Required task. Copy out the whole listing exactly as written, leaving the pictures behind.

Material provided.
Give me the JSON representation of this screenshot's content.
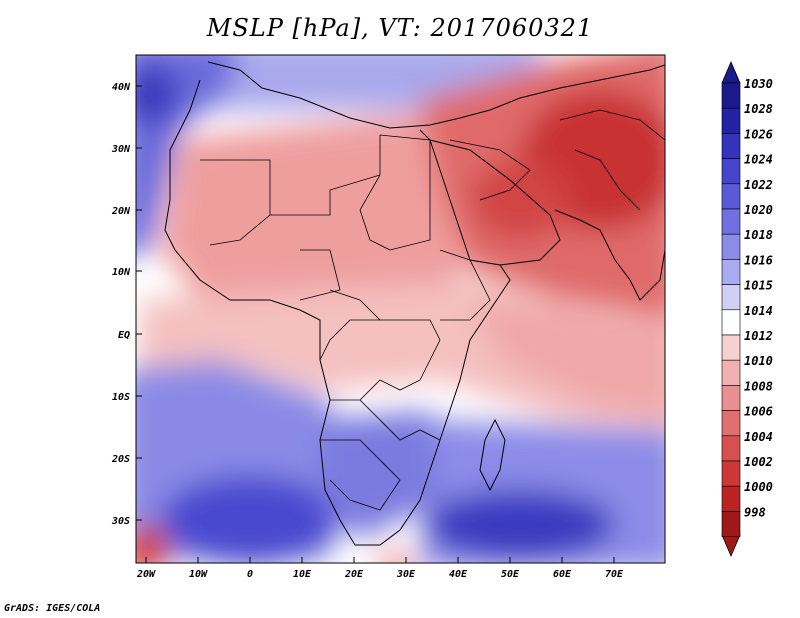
{
  "title": "MSLP [hPa], VT: 2017060321",
  "credit": "GrADS: IGES/COLA",
  "lat_labels": [
    "40N",
    "30N",
    "20N",
    "10N",
    "EQ",
    "10S",
    "20S",
    "30S"
  ],
  "lon_labels": [
    "20W",
    "10W",
    "0",
    "10E",
    "20E",
    "30E",
    "40E",
    "50E",
    "60E",
    "70E"
  ],
  "colorbar": {
    "levels": [
      "1030",
      "1028",
      "1026",
      "1024",
      "1022",
      "1020",
      "1018",
      "1016",
      "1015",
      "1014",
      "1012",
      "1010",
      "1008",
      "1006",
      "1004",
      "1002",
      "1000",
      "998"
    ],
    "colors": [
      "#1a1a8c",
      "#2222a6",
      "#3333bb",
      "#4444cc",
      "#5a5ad6",
      "#7070e0",
      "#8c8ce8",
      "#ababf0",
      "#d0d0f7",
      "#ffffff",
      "#f7d0d0",
      "#f2b0b0",
      "#e89090",
      "#e07070",
      "#d65050",
      "#cc3838",
      "#bb2222",
      "#a01818"
    ]
  }
}
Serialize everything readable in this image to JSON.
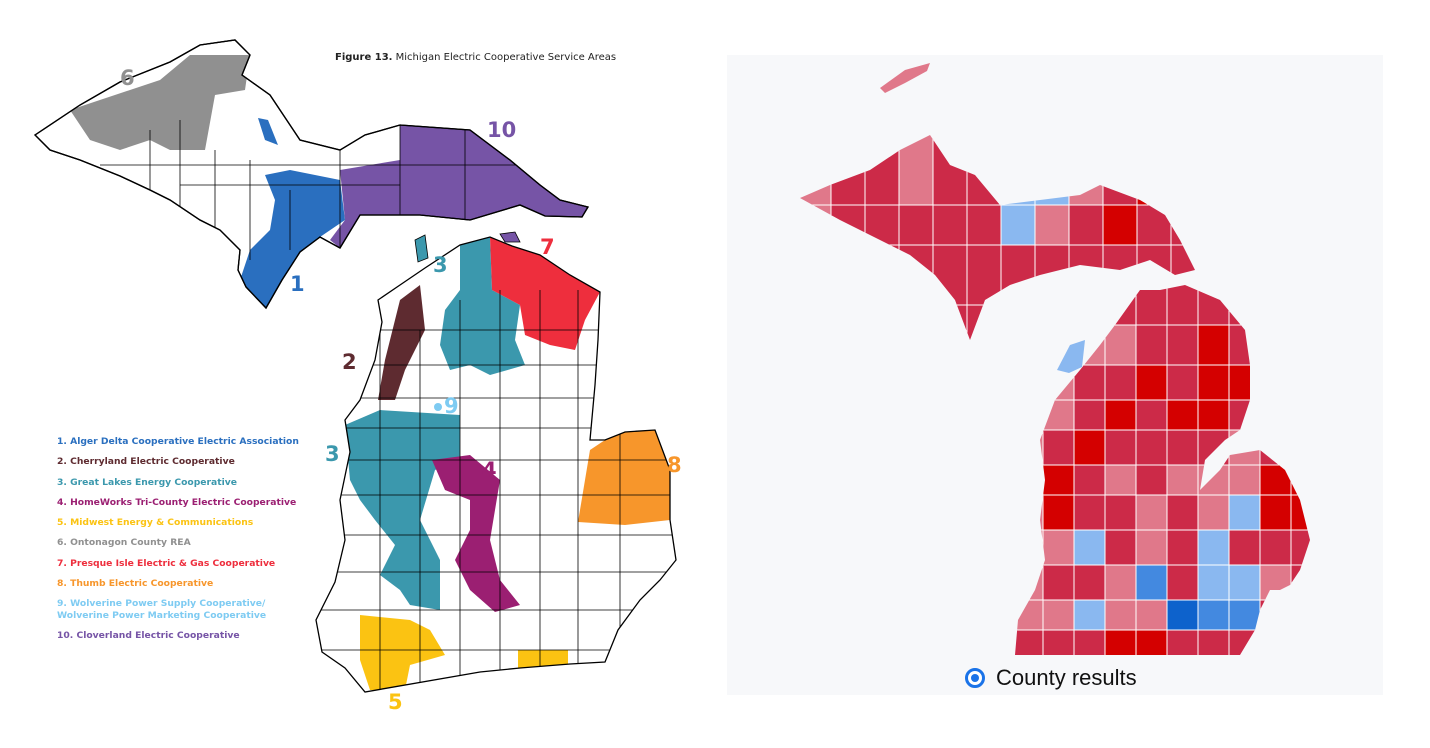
{
  "left_map": {
    "title_bold": "Figure 13.",
    "title_rest": " Michigan Electric Cooperative Service Areas",
    "legend": [
      {
        "label": "1. Alger Delta Cooperative Electric Association",
        "color": "#2a6fbf"
      },
      {
        "label": "2. Cherryland Electric Cooperative",
        "color": "#5e2b30"
      },
      {
        "label": "3. Great Lakes Energy Cooperative",
        "color": "#3b98ad"
      },
      {
        "label": "4. HomeWorks Tri-County Electric Cooperative",
        "color": "#9b1f72"
      },
      {
        "label": "5. Midwest Energy & Communications",
        "color": "#fbc312"
      },
      {
        "label": "6. Ontonagon County REA",
        "color": "#909090"
      },
      {
        "label": "7. Presque Isle Electric & Gas Cooperative",
        "color": "#ee2e3d"
      },
      {
        "label": "8. Thumb Electric Cooperative",
        "color": "#f7962b"
      },
      {
        "label": "9. Wolverine Power Supply Cooperative/ Wolverine Power Marketing Cooperative",
        "line1": "9. Wolverine Power Supply Cooperative/",
        "line2": "Wolverine Power Marketing Cooperative",
        "color": "#7ecbf2"
      },
      {
        "label": "10. Cloverland Electric Cooperative",
        "color": "#7654a6"
      }
    ],
    "map_numbers": [
      "1",
      "2",
      "3",
      "3",
      "4",
      "5",
      "6",
      "7",
      "8",
      "9",
      "10"
    ]
  },
  "right_map": {
    "radio_label": "County results",
    "radio_selected": true,
    "colors": {
      "strong_red": "#d40000",
      "red": "#cc2a48",
      "light_red": "#e0788a",
      "light_blue": "#8ab8f0",
      "blue": "#4389e0",
      "strong_blue": "#0d62cc"
    }
  }
}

Output for this exercise.
Give me the JSON representation of this screenshot's content.
{
  "title": "MSLP [hPa], VT: 2017060321",
  "credit": "GrADS: IGES/COLA",
  "lat_labels": [
    "40N",
    "30N",
    "20N",
    "10N",
    "EQ",
    "10S",
    "20S",
    "30S"
  ],
  "lon_labels": [
    "20W",
    "10W",
    "0",
    "10E",
    "20E",
    "30E",
    "40E",
    "50E",
    "60E",
    "70E"
  ],
  "colorbar": {
    "levels": [
      "1030",
      "1028",
      "1026",
      "1024",
      "1022",
      "1020",
      "1018",
      "1016",
      "1015",
      "1014",
      "1012",
      "1010",
      "1008",
      "1006",
      "1004",
      "1002",
      "1000",
      "998"
    ],
    "colors": [
      "#1a1a8c",
      "#2222a6",
      "#3333bb",
      "#4444cc",
      "#5a5ad6",
      "#7070e0",
      "#8c8ce8",
      "#ababf0",
      "#d0d0f7",
      "#ffffff",
      "#f7d0d0",
      "#f2b0b0",
      "#e89090",
      "#e07070",
      "#d65050",
      "#cc3838",
      "#bb2222",
      "#a01818"
    ]
  }
}
Serialize everything readable in this image to JSON.
{
  "left_map": {
    "title_bold": "Figure 13.",
    "title_rest": " Michigan Electric Cooperative Service Areas",
    "legend": [
      {
        "label": "1. Alger Delta Cooperative Electric Association",
        "color": "#2a6fbf"
      },
      {
        "label": "2. Cherryland Electric Cooperative",
        "color": "#5e2b30"
      },
      {
        "label": "3. Great Lakes Energy Cooperative",
        "color": "#3b98ad"
      },
      {
        "label": "4. HomeWorks Tri-County Electric Cooperative",
        "color": "#9b1f72"
      },
      {
        "label": "5. Midwest Energy & Communications",
        "color": "#fbc312"
      },
      {
        "label": "6. Ontonagon County REA",
        "color": "#909090"
      },
      {
        "label": "7. Presque Isle Electric & Gas Cooperative",
        "color": "#ee2e3d"
      },
      {
        "label": "8. Thumb Electric Cooperative",
        "color": "#f7962b"
      },
      {
        "label": "9. Wolverine Power Supply Cooperative/ Wolverine Power Marketing Cooperative",
        "line1": "9. Wolverine Power Supply Cooperative/",
        "line2": "Wolverine Power Marketing Cooperative",
        "color": "#7ecbf2"
      },
      {
        "label": "10. Cloverland Electric Cooperative",
        "color": "#7654a6"
      }
    ],
    "map_numbers": [
      "1",
      "2",
      "3",
      "3",
      "4",
      "5",
      "6",
      "7",
      "8",
      "9",
      "10"
    ]
  },
  "right_map": {
    "radio_label": "County results",
    "radio_selected": true,
    "colors": {
      "strong_red": "#d40000",
      "red": "#cc2a48",
      "light_red": "#e0788a",
      "light_blue": "#8ab8f0",
      "blue": "#4389e0",
      "strong_blue": "#0d62cc"
    }
  }
}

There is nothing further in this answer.